[Data records]
======

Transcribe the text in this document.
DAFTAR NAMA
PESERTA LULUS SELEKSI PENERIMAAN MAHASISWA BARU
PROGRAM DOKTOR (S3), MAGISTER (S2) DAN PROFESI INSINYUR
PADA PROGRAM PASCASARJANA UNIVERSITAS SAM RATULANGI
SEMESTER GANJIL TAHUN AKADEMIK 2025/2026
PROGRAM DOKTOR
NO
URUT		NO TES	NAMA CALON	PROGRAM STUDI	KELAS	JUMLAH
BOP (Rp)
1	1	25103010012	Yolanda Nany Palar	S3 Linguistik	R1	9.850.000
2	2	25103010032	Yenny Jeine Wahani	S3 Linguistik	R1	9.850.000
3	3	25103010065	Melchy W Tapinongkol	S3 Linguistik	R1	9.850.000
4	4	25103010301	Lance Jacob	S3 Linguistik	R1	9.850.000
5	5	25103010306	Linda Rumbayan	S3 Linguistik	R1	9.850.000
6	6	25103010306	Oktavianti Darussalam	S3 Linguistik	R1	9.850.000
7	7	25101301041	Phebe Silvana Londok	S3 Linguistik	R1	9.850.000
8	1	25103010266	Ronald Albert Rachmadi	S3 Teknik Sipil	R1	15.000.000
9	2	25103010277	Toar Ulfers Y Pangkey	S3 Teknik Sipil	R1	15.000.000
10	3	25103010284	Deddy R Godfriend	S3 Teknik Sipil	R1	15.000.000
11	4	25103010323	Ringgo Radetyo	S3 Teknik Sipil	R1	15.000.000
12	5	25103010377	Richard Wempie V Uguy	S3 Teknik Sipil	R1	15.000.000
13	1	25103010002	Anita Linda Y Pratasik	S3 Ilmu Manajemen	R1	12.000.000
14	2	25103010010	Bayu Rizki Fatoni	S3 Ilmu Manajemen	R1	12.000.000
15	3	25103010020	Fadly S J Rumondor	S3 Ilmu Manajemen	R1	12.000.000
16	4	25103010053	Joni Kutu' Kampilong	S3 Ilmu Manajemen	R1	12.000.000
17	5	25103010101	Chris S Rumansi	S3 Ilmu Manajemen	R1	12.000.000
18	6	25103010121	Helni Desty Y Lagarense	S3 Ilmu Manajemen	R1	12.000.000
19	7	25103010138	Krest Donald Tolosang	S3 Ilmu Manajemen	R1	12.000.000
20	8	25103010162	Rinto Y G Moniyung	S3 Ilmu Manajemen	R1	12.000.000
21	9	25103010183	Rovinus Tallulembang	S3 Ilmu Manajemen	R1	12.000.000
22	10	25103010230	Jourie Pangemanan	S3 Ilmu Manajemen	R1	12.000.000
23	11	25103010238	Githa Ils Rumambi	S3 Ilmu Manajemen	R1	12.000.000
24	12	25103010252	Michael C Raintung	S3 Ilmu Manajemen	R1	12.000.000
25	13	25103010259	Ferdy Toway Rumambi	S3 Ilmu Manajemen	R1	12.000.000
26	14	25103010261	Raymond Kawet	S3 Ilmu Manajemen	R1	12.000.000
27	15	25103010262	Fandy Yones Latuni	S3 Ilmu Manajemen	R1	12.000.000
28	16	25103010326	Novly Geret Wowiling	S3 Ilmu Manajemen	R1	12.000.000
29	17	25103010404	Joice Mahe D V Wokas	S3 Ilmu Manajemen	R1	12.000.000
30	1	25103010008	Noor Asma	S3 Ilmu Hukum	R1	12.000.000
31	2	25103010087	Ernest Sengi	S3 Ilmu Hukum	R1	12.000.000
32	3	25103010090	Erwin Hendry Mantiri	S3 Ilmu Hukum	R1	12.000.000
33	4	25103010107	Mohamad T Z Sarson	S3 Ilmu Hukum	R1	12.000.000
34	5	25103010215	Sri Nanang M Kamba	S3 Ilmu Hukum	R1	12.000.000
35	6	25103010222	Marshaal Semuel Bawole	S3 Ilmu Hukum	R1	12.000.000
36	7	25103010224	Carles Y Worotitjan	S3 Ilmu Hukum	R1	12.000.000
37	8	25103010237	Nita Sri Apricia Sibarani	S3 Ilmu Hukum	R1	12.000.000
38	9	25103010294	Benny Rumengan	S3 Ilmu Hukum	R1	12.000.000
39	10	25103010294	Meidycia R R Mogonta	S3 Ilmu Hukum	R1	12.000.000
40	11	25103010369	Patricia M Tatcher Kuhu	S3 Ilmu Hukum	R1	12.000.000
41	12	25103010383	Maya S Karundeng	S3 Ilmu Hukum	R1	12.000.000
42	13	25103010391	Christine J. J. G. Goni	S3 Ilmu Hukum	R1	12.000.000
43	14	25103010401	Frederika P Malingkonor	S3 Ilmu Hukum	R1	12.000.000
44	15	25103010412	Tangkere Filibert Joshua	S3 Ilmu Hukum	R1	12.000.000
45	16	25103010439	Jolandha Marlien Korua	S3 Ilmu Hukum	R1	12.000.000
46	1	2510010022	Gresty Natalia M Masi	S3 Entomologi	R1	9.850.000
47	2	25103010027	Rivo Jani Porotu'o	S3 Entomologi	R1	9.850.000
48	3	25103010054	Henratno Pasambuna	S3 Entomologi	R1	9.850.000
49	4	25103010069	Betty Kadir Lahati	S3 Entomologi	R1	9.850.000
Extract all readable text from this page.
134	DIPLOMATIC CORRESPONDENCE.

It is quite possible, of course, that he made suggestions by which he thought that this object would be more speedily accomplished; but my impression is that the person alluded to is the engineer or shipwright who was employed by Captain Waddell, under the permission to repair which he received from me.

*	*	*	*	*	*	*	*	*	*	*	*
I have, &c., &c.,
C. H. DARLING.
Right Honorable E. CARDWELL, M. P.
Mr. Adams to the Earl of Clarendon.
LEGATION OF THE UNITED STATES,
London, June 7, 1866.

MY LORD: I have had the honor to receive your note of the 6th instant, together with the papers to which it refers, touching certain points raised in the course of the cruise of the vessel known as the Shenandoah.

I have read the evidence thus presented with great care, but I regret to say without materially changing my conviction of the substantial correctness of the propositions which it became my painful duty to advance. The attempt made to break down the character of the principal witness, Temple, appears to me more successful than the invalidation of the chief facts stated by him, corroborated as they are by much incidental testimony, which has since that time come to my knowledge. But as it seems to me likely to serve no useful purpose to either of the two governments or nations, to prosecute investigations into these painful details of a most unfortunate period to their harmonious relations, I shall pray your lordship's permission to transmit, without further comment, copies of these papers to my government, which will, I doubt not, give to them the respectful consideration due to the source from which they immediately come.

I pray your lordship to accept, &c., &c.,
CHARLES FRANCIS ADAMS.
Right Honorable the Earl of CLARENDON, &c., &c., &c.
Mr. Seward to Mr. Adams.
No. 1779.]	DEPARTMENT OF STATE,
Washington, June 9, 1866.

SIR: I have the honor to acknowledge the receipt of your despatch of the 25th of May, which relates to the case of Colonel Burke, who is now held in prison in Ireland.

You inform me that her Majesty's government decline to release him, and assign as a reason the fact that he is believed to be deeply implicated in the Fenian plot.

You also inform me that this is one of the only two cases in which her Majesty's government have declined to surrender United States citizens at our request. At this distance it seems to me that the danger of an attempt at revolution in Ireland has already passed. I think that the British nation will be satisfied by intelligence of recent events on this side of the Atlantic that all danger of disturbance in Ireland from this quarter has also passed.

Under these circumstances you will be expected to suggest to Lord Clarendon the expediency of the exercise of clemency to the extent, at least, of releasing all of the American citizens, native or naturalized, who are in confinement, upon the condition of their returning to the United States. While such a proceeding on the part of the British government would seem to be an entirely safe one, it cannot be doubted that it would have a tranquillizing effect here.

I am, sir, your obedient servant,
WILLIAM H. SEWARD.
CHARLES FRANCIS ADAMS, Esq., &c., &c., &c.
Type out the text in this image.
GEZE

======

Every entry must be output again, exactly as written above.

> _Output for this exercise_
Transcribe the text in this document.
DAFTAR NAMA
PESERTA LULUS SELEKSI PENERIMAAN MAHASISWA BARU
PROGRAM DOKTOR (S3), MAGISTER (S2) DAN PROFESI INSINYUR
PADA PROGRAM PASCASARJANA UNIVERSITAS SAM RATULANGI
SEMESTER GANJIL TAHUN AKADEMIK 2025/2026
PROGRAM DOKTOR
NO
URUT		NO TES	NAMA CALON	PROGRAM STUDI	KELAS	JUMLAH
BOP (Rp)
1	1	25103010012	Yolanda Nany Palar	S3 Linguistik	R1	9.850.000
2	2	25103010032	Yenny Jeine Wahani	S3 Linguistik	R1	9.850.000
3	3	25103010065	Melchy W Tapinongkol	S3 Linguistik	R1	9.850.000
4	4	25103010301	Lance Jacob	S3 Linguistik	R1	9.850.000
5	5	25103010306	Linda Rumbayan	S3 Linguistik	R1	9.850.000
6	6	25103010306	Oktavianti Darussalam	S3 Linguistik	R1	9.850.000
7	7	25101301041	Phebe Silvana Londok	S3 Linguistik	R1	9.850.000
8	1	25103010266	Ronald Albert Rachmadi	S3 Teknik Sipil	R1	15.000.000
9	2	25103010277	Toar Ulfers Y Pangkey	S3 Teknik Sipil	R1	15.000.000
10	3	25103010284	Deddy R Godfriend	S3 Teknik Sipil	R1	15.000.000
11	4	25103010323	Ringgo Radetyo	S3 Teknik Sipil	R1	15.000.000
12	5	25103010377	Richard Wempie V Uguy	S3 Teknik Sipil	R1	15.000.000
13	1	25103010002	Anita Linda Y Pratasik	S3 Ilmu Manajemen	R1	12.000.000
14	2	25103010010	Bayu Rizki Fatoni	S3 Ilmu Manajemen	R1	12.000.000
15	3	25103010020	Fadly S J Rumondor	S3 Ilmu Manajemen	R1	12.000.000
16	4	25103010053	Joni Kutu' Kampilong	S3 Ilmu Manajemen	R1	12.000.000
17	5	25103010101	Chris S Rumansi	S3 Ilmu Manajemen	R1	12.000.000
18	6	25103010121	Helni Desty Y Lagarense	S3 Ilmu Manajemen	R1	12.000.000
19	7	25103010138	Krest Donald Tolosang	S3 Ilmu Manajemen	R1	12.000.000
20	8	25103010162	Rinto Y G Moniyung	S3 Ilmu Manajemen	R1	12.000.000
21	9	25103010183	Rovinus Tallulembang	S3 Ilmu Manajemen	R1	12.000.000
22	10	25103010230	Jourie Pangemanan	S3 Ilmu Manajemen	R1	12.000.000
23	11	25103010238	Githa Ils Rumambi	S3 Ilmu Manajemen	R1	12.000.000
24	12	25103010252	Michael C Raintung	S3 Ilmu Manajemen	R1	12.000.000
25	13	25103010259	Ferdy Toway Rumambi	S3 Ilmu Manajemen	R1	12.000.000
26	14	25103010261	Raymond Kawet	S3 Ilmu Manajemen	R1	12.000.000
27	15	25103010262	Fandy Yones Latuni	S3 Ilmu Manajemen	R1	12.000.000
28	16	25103010326	Novly Geret Wowiling	S3 Ilmu Manajemen	R1	12.000.000
29	17	25103010404	Joice Mahe D V Wokas	S3 Ilmu Manajemen	R1	12.000.000
30	1	25103010008	Noor Asma	S3 Ilmu Hukum	R1	12.000.000
31	2	25103010087	Ernest Sengi	S3 Ilmu Hukum	R1	12.000.000
32	3	25103010090	Erwin Hendry Mantiri	S3 Ilmu Hukum	R1	12.000.000
33	4	25103010107	Mohamad T Z Sarson	S3 Ilmu Hukum	R1	12.000.000
34	5	25103010215	Sri Nanang M Kamba	S3 Ilmu Hukum	R1	12.000.000
35	6	25103010222	Marshaal Semuel Bawole	S3 Ilmu Hukum	R1	12.000.000
36	7	25103010224	Carles Y Worotitjan	S3 Ilmu Hukum	R1	12.000.000
37	8	25103010237	Nita Sri Apricia Sibarani	S3 Ilmu Hukum	R1	12.000.000
38	9	25103010294	Benny Rumengan	S3 Ilmu Hukum	R1	12.000.000
39	10	25103010294	Meidycia R R Mogonta	S3 Ilmu Hukum	R1	12.000.000
40	11	25103010369	Patricia M Tatcher Kuhu	S3 Ilmu Hukum	R1	12.000.000
41	12	25103010383	Maya S Karundeng	S3 Ilmu Hukum	R1	12.000.000
42	13	25103010391	Christine J. J. G. Goni	S3 Ilmu Hukum	R1	12.000.000
43	14	25103010401	Frederika P Malingkonor	S3 Ilmu Hukum	R1	12.000.000
44	15	25103010412	Tangkere Filibert Joshua	S3 Ilmu Hukum	R1	12.000.000
45	16	25103010439	Jolandha Marlien Korua	S3 Ilmu Hukum	R1	12.000.000
46	1	2510010022	Gresty Natalia M Masi	S3 Entomologi	R1	9.850.000
47	2	25103010027	Rivo Jani Porotu'o	S3 Entomologi	R1	9.850.000
48	3	25103010054	Henratno Pasambuna	S3 Entomologi	R1	9.850.000
49	4	25103010069	Betty Kadir Lahati	S3 Entomologi	R1	9.850.000
Extract all readable text from this page.
134	DIPLOMATIC CORRESPONDENCE.

It is quite possible, of course, that he made suggestions by which he thought that this object would be more speedily accomplished; but my impression is that the person alluded to is the engineer or shipwright who was employed by Captain Waddell, under the permission to repair which he received from me.

*	*	*	*	*	*	*	*	*	*	*	*
I have, &c., &c.,
C. H. DARLING.
Right Honorable E. CARDWELL, M. P.
Mr. Adams to the Earl of Clarendon.
LEGATION OF THE UNITED STATES,
London, June 7, 1866.

MY LORD: I have had the honor to receive your note of the 6th instant, together with the papers to which it refers, touching certain points raised in the course of the cruise of the vessel known as the Shenandoah.

I have read the evidence thus presented with great care, but I regret to say without materially changing my conviction of the substantial correctness of the propositions which it became my painful duty to advance. The attempt made to break down the character of the principal witness, Temple, appears to me more successful than the invalidation of the chief facts stated by him, corroborated as they are by much incidental testimony, which has since that time come to my knowledge. But as it seems to me likely to serve no useful purpose to either of the two governments or nations, to prosecute investigations into these painful details of a most unfortunate period to their harmonious relations, I shall pray your lordship's permission to transmit, without further comment, copies of these papers to my government, which will, I doubt not, give to them the respectful consideration due to the source from which they immediately come.

I pray your lordship to accept, &c., &c.,
CHARLES FRANCIS ADAMS.
Right Honorable the Earl of CLARENDON, &c., &c., &c.
Mr. Seward to Mr. Adams.
No. 1779.]	DEPARTMENT OF STATE,
Washington, June 9, 1866.

SIR: I have the honor to acknowledge the receipt of your despatch of the 25th of May, which relates to the case of Colonel Burke, who is now held in prison in Ireland.

You inform me that her Majesty's government decline to release him, and assign as a reason the fact that he is believed to be deeply implicated in the Fenian plot.

You also inform me that this is one of the only two cases in which her Majesty's government have declined to surrender United States citizens at our request. At this distance it seems to me that the danger of an attempt at revolution in Ireland has already passed. I think that the British nation will be satisfied by intelligence of recent events on this side of the Atlantic that all danger of disturbance in Ireland from this quarter has also passed.

Under these circumstances you will be expected to suggest to Lord Clarendon the expediency of the exercise of clemency to the extent, at least, of releasing all of the American citizens, native or naturalized, who are in confinement, upon the condition of their returning to the United States. While such a proceeding on the part of the British government would seem to be an entirely safe one, it cannot be doubted that it would have a tranquillizing effect here.

I am, sir, your obedient servant,
WILLIAM H. SEWARD.
CHARLES FRANCIS ADAMS, Esq., &c., &c., &c.
Type out the text in this image.
GEZE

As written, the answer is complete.